--- INPUT FOR THIS TASK ---
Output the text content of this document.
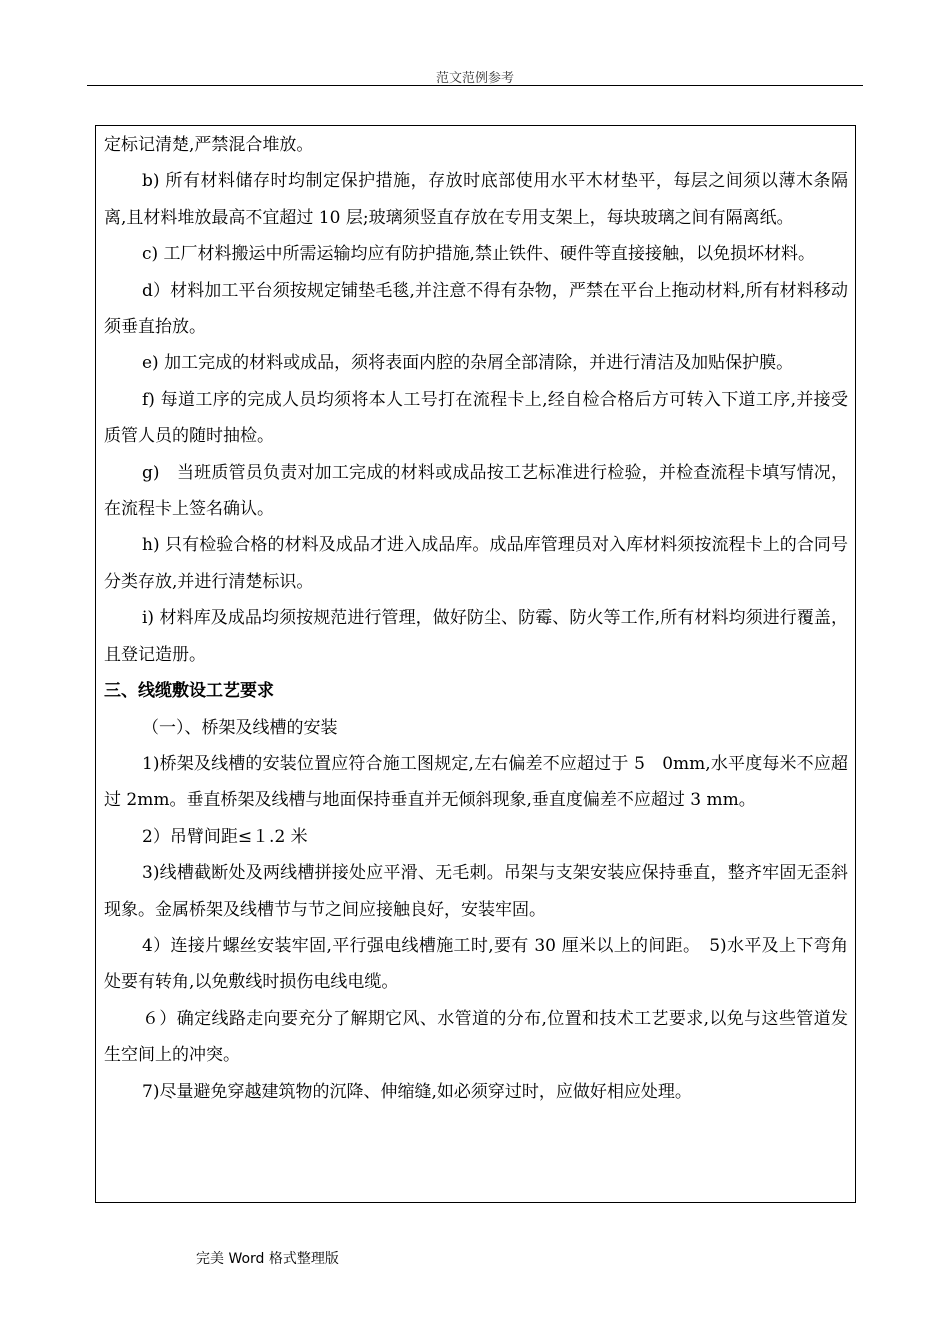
范文范例参考

定标记清楚,严禁混合堆放。

b) 所有材料储存时均制定保护措施，存放时底部使用水平木材垫平，每层之间须以薄木条隔离,且材料堆放最高不宜超过 10 层;玻璃须竖直存放在专用支架上，每块玻璃之间有隔离纸。

c) 工厂材料搬运中所需运输均应有防护措施,禁止铁件、硬件等直接接触，以免损坏材料。

d）材料加工平台须按规定铺垫毛毯,并注意不得有杂物，严禁在平台上拖动材料,所有材料移动须垂直抬放。

e) 加工完成的材料或成品，须将表面内腔的杂屑全部清除，并进行清洁及加贴保护膜。

f) 每道工序的完成人员均须将本人工号打在流程卡上,经自检合格后方可转入下道工序,并接受质管人员的随时抽检。

g)　当班质管员负责对加工完成的材料或成品按工艺标准进行检验，并检查流程卡填写情况，在流程卡上签名确认。

h) 只有检验合格的材料及成品才进入成品库。成品库管理员对入库材料须按流程卡上的合同号分类存放,并进行清楚标识。

i) 材料库及成品均须按规范进行管理，做好防尘、防霉、防火等工作,所有材料均须进行覆盖，且登记造册。

三、线缆敷设工艺要求

（一）、桥架及线槽的安装

1)桥架及线槽的安装位置应符合施工图规定,左右偏差不应超过于 5　0mm,水平度每米不应超过 2mm。垂直桥架及线槽与地面保持垂直并无倾斜现象,垂直度偏差不应超过 3 mm。

2）吊臂间距≤１.2 米

3)线槽截断处及两线槽拼接处应平滑、无毛刺。吊架与支架安装应保持垂直，整齐牢固无歪斜现象。金属桥架及线槽节与节之间应接触良好，安装牢固。

4）连接片螺丝安装牢固,平行强电线槽施工时,要有 30 厘米以上的间距。　5)水平及上下弯角处要有转角,以免敷线时损伤电线电缆。

６）确定线路走向要充分了解期它风、水管道的分布,位置和技术工艺要求,以免与这些管道发生空间上的冲突。

7)尽量避免穿越建筑物的沉降、伸缩缝,如必须穿过时，应做好相应处理。

完美 Word 格式整理版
---
WHAT YOU HAVE TO DO
The records above should be reproduced exactly, with no pictures included.

WRITTEN RESPONSE
Output the text content of this document.
范文范例参考

定标记清楚,严禁混合堆放。

b) 所有材料储存时均制定保护措施，存放时底部使用水平木材垫平，每层之间须以薄木条隔离,且材料堆放最高不宜超过 10 层;玻璃须竖直存放在专用支架上，每块玻璃之间有隔离纸。

c) 工厂材料搬运中所需运输均应有防护措施,禁止铁件、硬件等直接接触，以免损坏材料。

d）材料加工平台须按规定铺垫毛毯,并注意不得有杂物，严禁在平台上拖动材料,所有材料移动须垂直抬放。

e) 加工完成的材料或成品，须将表面内腔的杂屑全部清除，并进行清洁及加贴保护膜。

f) 每道工序的完成人员均须将本人工号打在流程卡上,经自检合格后方可转入下道工序,并接受质管人员的随时抽检。

g)　当班质管员负责对加工完成的材料或成品按工艺标准进行检验，并检查流程卡填写情况，在流程卡上签名确认。

h) 只有检验合格的材料及成品才进入成品库。成品库管理员对入库材料须按流程卡上的合同号分类存放,并进行清楚标识。

i) 材料库及成品均须按规范进行管理，做好防尘、防霉、防火等工作,所有材料均须进行覆盖，且登记造册。

三、线缆敷设工艺要求

（一）、桥架及线槽的安装

1)桥架及线槽的安装位置应符合施工图规定,左右偏差不应超过于 5　0mm,水平度每米不应超过 2mm。垂直桥架及线槽与地面保持垂直并无倾斜现象,垂直度偏差不应超过 3 mm。

2）吊臂间距≤１.2 米

3)线槽截断处及两线槽拼接处应平滑、无毛刺。吊架与支架安装应保持垂直，整齐牢固无歪斜现象。金属桥架及线槽节与节之间应接触良好，安装牢固。

4）连接片螺丝安装牢固,平行强电线槽施工时,要有 30 厘米以上的间距。　5)水平及上下弯角处要有转角,以免敷线时损伤电线电缆。

６）确定线路走向要充分了解期它风、水管道的分布,位置和技术工艺要求,以免与这些管道发生空间上的冲突。

7)尽量避免穿越建筑物的沉降、伸缩缝,如必须穿过时，应做好相应处理。

完美 Word 格式整理版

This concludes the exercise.